• What you have to do:
Return each line of the listing that contains the string "типа".

Extracted data entries:
════════

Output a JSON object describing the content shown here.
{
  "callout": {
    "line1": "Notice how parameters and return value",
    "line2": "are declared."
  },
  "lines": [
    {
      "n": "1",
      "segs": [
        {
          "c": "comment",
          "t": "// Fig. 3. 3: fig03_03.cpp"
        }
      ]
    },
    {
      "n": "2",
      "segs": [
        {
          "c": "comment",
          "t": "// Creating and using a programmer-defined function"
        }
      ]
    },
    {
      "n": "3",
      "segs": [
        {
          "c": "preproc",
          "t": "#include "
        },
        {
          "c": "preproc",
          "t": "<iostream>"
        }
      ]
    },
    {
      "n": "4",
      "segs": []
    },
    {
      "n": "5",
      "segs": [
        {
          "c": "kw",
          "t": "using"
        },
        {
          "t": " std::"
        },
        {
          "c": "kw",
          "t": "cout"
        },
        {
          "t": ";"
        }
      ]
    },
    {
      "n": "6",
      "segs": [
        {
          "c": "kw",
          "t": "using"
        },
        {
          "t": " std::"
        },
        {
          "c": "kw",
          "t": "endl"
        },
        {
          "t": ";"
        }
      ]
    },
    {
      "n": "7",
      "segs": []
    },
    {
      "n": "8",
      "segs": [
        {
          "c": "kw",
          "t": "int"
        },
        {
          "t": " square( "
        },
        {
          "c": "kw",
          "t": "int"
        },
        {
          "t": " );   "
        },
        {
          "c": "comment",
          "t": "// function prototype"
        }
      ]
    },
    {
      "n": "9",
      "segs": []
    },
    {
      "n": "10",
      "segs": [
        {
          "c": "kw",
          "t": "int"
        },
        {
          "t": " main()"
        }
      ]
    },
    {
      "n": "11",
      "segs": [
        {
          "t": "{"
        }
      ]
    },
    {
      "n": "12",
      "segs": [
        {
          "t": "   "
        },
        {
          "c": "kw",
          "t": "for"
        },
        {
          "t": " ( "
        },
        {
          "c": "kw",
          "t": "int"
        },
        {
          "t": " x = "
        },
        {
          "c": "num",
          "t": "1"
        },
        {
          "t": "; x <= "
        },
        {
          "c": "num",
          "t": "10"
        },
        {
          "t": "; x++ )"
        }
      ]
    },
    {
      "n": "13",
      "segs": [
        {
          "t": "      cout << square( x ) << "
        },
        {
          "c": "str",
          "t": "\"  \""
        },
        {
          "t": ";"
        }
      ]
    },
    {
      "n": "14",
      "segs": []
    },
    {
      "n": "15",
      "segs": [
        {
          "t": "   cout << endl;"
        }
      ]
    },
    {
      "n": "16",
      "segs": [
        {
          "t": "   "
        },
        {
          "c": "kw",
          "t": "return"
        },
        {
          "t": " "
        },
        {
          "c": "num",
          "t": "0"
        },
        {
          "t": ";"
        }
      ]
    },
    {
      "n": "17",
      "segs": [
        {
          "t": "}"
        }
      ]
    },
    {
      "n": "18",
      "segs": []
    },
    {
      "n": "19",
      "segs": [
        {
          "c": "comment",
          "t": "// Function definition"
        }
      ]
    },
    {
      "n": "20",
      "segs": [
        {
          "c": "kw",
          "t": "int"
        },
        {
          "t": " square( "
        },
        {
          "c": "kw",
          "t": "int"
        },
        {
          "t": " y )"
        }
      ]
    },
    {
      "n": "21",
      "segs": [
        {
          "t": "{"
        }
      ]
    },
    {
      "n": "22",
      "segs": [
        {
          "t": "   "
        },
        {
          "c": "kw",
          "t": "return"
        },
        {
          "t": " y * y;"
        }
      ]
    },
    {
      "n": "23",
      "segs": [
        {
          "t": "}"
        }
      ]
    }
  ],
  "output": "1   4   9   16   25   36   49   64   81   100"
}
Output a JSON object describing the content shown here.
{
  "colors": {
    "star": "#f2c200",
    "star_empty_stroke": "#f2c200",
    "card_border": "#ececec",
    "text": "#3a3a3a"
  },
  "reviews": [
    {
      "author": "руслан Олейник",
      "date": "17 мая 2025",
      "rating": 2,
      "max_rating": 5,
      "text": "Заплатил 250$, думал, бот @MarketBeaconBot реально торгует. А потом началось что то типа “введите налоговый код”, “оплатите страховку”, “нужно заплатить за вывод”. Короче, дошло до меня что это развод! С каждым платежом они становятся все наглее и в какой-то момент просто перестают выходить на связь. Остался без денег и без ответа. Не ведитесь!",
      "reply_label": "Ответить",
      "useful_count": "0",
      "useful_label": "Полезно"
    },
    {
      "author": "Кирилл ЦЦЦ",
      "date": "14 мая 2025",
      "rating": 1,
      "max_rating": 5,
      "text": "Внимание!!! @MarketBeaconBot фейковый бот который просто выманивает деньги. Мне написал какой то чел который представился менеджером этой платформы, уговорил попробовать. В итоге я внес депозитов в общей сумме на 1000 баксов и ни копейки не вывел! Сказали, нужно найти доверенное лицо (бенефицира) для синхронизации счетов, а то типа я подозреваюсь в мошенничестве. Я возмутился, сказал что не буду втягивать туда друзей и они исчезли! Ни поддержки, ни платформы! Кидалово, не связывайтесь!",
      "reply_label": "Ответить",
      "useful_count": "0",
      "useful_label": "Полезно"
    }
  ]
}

════════

• Response:
      "text": "Заплатил 250$, думал, бот @MarketBeaconBot реально торгует. А потом началось что то типа “введите налоговый код”, “оплатите страховку”, “нужно заплатить за вывод”. Короче, дошло до меня что это развод! С каждым платежом они становятся все наглее и в какой-то момент просто перестают выходить на связь. Остался без денег и без ответа. Не ведитесь!",
      "text": "Внимание!!! @MarketBeaconBot фейковый бот который просто выманивает деньги. Мне написал какой то чел который представился менеджером этой платформы, уговорил попробовать. В итоге я внес депозитов в общей сумме на 1000 баксов и ни копейки не вывел! Сказали, нужно найти доверенное лицо (бенефицира) для синхронизации счетов, а то типа я подозреваюсь в мошенничестве. Я возмутился, сказал что не буду втягивать туда друзей и они исчезли! Ни поддержки, ни платформы! Кидалово, не связывайтесь!",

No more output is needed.